[BEGIN RECORD EXTRACTS]

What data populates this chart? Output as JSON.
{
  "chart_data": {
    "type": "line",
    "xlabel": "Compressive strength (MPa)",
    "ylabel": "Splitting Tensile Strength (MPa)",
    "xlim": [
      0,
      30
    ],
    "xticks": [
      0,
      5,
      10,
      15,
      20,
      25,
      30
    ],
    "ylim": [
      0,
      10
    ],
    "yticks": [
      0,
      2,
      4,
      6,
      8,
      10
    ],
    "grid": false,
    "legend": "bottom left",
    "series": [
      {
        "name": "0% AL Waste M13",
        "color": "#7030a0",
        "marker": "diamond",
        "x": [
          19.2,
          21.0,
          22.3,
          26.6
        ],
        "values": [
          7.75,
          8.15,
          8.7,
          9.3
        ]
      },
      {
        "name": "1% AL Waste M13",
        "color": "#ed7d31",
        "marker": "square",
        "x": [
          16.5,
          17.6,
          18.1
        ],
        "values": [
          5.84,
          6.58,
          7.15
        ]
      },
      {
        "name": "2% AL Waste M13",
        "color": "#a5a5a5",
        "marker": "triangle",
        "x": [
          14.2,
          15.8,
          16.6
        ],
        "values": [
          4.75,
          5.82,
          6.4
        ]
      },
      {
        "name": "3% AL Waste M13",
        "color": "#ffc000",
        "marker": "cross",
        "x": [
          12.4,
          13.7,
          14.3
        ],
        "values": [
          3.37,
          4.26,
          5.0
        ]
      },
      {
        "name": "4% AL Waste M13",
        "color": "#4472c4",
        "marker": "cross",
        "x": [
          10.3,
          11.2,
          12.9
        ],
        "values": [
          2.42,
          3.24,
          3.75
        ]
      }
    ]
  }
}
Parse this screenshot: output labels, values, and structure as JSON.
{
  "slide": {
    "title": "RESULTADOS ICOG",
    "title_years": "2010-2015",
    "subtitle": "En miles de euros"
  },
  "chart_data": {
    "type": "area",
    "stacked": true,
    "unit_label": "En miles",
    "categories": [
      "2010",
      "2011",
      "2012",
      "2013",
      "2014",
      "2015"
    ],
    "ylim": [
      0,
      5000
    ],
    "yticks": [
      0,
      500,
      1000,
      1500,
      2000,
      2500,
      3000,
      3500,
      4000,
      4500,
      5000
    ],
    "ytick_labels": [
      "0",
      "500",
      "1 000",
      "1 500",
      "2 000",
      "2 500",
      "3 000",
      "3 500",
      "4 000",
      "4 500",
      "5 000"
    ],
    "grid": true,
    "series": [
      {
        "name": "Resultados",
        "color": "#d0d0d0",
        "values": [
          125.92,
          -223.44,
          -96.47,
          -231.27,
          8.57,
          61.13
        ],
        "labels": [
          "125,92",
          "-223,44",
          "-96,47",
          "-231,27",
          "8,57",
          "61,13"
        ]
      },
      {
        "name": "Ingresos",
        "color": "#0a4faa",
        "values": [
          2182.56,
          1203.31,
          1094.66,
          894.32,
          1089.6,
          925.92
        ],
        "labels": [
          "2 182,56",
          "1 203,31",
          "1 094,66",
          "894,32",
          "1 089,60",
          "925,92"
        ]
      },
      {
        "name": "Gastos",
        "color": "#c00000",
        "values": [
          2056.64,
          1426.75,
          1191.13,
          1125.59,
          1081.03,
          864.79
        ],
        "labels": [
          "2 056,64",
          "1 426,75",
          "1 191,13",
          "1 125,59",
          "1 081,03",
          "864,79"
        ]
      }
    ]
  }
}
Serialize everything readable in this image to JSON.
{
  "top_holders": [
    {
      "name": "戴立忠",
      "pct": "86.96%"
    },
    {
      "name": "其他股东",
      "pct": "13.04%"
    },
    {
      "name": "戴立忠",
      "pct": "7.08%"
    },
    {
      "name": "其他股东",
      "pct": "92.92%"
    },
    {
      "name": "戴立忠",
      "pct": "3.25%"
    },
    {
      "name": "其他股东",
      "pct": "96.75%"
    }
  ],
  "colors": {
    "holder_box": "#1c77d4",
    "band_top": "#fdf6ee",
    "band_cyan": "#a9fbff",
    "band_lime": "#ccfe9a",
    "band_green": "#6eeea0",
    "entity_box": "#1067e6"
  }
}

[END RECORD EXTRACTS]

WHAT IS NEEDED
Repeat the data precisely, reproducing every entry.

RIGHT ANSWER
What data populates this chart? Output as JSON.
{
  "chart_data": {
    "type": "line",
    "xlabel": "Compressive strength (MPa)",
    "ylabel": "Splitting Tensile Strength (MPa)",
    "xlim": [
      0,
      30
    ],
    "xticks": [
      0,
      5,
      10,
      15,
      20,
      25,
      30
    ],
    "ylim": [
      0,
      10
    ],
    "yticks": [
      0,
      2,
      4,
      6,
      8,
      10
    ],
    "grid": false,
    "legend": "bottom left",
    "series": [
      {
        "name": "0% AL Waste M13",
        "color": "#7030a0",
        "marker": "diamond",
        "x": [
          19.2,
          21.0,
          22.3,
          26.6
        ],
        "values": [
          7.75,
          8.15,
          8.7,
          9.3
        ]
      },
      {
        "name": "1% AL Waste M13",
        "color": "#ed7d31",
        "marker": "square",
        "x": [
          16.5,
          17.6,
          18.1
        ],
        "values": [
          5.84,
          6.58,
          7.15
        ]
      },
      {
        "name": "2% AL Waste M13",
        "color": "#a5a5a5",
        "marker": "triangle",
        "x": [
          14.2,
          15.8,
          16.6
        ],
        "values": [
          4.75,
          5.82,
          6.4
        ]
      },
      {
        "name": "3% AL Waste M13",
        "color": "#ffc000",
        "marker": "cross",
        "x": [
          12.4,
          13.7,
          14.3
        ],
        "values": [
          3.37,
          4.26,
          5.0
        ]
      },
      {
        "name": "4% AL Waste M13",
        "color": "#4472c4",
        "marker": "cross",
        "x": [
          10.3,
          11.2,
          12.9
        ],
        "values": [
          2.42,
          3.24,
          3.75
        ]
      }
    ]
  }
}
Parse this screenshot: output labels, values, and structure as JSON.
{
  "slide": {
    "title": "RESULTADOS ICOG",
    "title_years": "2010-2015",
    "subtitle": "En miles de euros"
  },
  "chart_data": {
    "type": "area",
    "stacked": true,
    "unit_label": "En miles",
    "categories": [
      "2010",
      "2011",
      "2012",
      "2013",
      "2014",
      "2015"
    ],
    "ylim": [
      0,
      5000
    ],
    "yticks": [
      0,
      500,
      1000,
      1500,
      2000,
      2500,
      3000,
      3500,
      4000,
      4500,
      5000
    ],
    "ytick_labels": [
      "0",
      "500",
      "1 000",
      "1 500",
      "2 000",
      "2 500",
      "3 000",
      "3 500",
      "4 000",
      "4 500",
      "5 000"
    ],
    "grid": true,
    "series": [
      {
        "name": "Resultados",
        "color": "#d0d0d0",
        "values": [
          125.92,
          -223.44,
          -96.47,
          -231.27,
          8.57,
          61.13
        ],
        "labels": [
          "125,92",
          "-223,44",
          "-96,47",
          "-231,27",
          "8,57",
          "61,13"
        ]
      },
      {
        "name": "Ingresos",
        "color": "#0a4faa",
        "values": [
          2182.56,
          1203.31,
          1094.66,
          894.32,
          1089.6,
          925.92
        ],
        "labels": [
          "2 182,56",
          "1 203,31",
          "1 094,66",
          "894,32",
          "1 089,60",
          "925,92"
        ]
      },
      {
        "name": "Gastos",
        "color": "#c00000",
        "values": [
          2056.64,
          1426.75,
          1191.13,
          1125.59,
          1081.03,
          864.79
        ],
        "labels": [
          "2 056,64",
          "1 426,75",
          "1 191,13",
          "1 125,59",
          "1 081,03",
          "864,79"
        ]
      }
    ]
  }
}
Serialize everything readable in this image to JSON.
{
  "top_holders": [
    {
      "name": "戴立忠",
      "pct": "86.96%"
    },
    {
      "name": "其他股东",
      "pct": "13.04%"
    },
    {
      "name": "戴立忠",
      "pct": "7.08%"
    },
    {
      "name": "其他股东",
      "pct": "92.92%"
    },
    {
      "name": "戴立忠",
      "pct": "3.25%"
    },
    {
      "name": "其他股东",
      "pct": "96.75%"
    }
  ],
  "colors": {
    "holder_box": "#1c77d4",
    "band_top": "#fdf6ee",
    "band_cyan": "#a9fbff",
    "band_lime": "#ccfe9a",
    "band_green": "#6eeea0",
    "entity_box": "#1067e6"
  }
}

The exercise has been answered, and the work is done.